-- START Dataset content --

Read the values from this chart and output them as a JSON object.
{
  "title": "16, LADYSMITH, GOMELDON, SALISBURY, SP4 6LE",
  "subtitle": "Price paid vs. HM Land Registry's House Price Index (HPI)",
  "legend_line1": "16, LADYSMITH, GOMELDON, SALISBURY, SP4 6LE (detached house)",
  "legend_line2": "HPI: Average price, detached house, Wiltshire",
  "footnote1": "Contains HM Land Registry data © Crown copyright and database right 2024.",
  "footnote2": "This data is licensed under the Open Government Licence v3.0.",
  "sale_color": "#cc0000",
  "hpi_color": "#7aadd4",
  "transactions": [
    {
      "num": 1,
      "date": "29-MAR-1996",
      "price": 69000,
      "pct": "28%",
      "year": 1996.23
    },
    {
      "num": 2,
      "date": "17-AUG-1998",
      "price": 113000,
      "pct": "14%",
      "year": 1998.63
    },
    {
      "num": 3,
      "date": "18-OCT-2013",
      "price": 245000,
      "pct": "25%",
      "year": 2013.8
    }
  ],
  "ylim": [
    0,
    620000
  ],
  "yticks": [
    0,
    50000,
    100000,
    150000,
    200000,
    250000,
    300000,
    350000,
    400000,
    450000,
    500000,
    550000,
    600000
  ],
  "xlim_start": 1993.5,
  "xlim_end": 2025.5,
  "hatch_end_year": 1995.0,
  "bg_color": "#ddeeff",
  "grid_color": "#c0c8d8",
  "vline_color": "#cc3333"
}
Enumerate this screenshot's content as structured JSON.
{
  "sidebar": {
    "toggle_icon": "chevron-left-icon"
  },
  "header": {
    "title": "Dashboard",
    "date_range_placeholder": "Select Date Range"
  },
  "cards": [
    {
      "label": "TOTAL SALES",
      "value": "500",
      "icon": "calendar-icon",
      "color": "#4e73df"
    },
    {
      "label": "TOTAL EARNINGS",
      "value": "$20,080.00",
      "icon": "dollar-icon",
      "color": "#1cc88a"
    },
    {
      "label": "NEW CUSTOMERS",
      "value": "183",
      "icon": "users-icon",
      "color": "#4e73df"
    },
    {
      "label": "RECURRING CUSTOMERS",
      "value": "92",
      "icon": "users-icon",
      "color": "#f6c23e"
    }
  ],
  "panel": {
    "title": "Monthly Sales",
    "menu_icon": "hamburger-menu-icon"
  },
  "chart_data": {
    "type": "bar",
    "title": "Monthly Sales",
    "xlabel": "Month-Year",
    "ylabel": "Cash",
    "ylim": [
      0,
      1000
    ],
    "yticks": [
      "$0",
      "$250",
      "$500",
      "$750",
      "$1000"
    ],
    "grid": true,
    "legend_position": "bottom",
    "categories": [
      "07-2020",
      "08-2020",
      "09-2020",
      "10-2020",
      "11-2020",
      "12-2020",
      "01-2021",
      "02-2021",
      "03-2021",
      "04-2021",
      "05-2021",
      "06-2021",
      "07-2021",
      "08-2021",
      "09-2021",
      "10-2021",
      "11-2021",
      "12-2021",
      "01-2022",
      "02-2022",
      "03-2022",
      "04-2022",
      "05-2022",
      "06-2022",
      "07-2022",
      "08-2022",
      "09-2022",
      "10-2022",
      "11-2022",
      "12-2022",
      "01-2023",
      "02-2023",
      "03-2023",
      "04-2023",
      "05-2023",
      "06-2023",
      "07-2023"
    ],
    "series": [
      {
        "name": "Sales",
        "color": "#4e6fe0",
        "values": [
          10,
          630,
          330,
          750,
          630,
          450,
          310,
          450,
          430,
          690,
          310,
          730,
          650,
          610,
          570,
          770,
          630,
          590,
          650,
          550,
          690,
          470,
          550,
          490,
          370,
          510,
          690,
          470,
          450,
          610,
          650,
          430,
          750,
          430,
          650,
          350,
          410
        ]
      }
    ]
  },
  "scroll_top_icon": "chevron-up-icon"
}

-- END Dataset content --

*Your goal*. Give the number of lines in the material above that have the word "Registry" in them, and nothing more.

*Output*. 2